Dataset records

•••••

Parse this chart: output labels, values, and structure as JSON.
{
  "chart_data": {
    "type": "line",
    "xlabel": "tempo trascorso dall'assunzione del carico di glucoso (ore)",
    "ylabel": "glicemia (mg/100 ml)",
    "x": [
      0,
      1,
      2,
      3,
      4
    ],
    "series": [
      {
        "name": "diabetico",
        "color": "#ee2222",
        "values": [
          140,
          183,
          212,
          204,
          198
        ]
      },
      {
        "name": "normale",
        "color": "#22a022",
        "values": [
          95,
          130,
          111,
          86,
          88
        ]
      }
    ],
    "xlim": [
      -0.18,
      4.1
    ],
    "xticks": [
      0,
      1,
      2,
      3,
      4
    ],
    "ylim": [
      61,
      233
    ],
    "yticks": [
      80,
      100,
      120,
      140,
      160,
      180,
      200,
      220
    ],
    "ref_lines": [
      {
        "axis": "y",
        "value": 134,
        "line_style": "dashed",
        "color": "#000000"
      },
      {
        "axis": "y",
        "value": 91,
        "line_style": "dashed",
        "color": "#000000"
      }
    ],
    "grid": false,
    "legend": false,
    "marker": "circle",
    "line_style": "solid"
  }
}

•••••

PROMPT: Check each line above for the word "color", and copy the lines where it appears.

EXPECTED OUTPUT:
        "color": "#ee2222",
        "color": "#22a022",
        "color": "#000000"
        "color": "#000000"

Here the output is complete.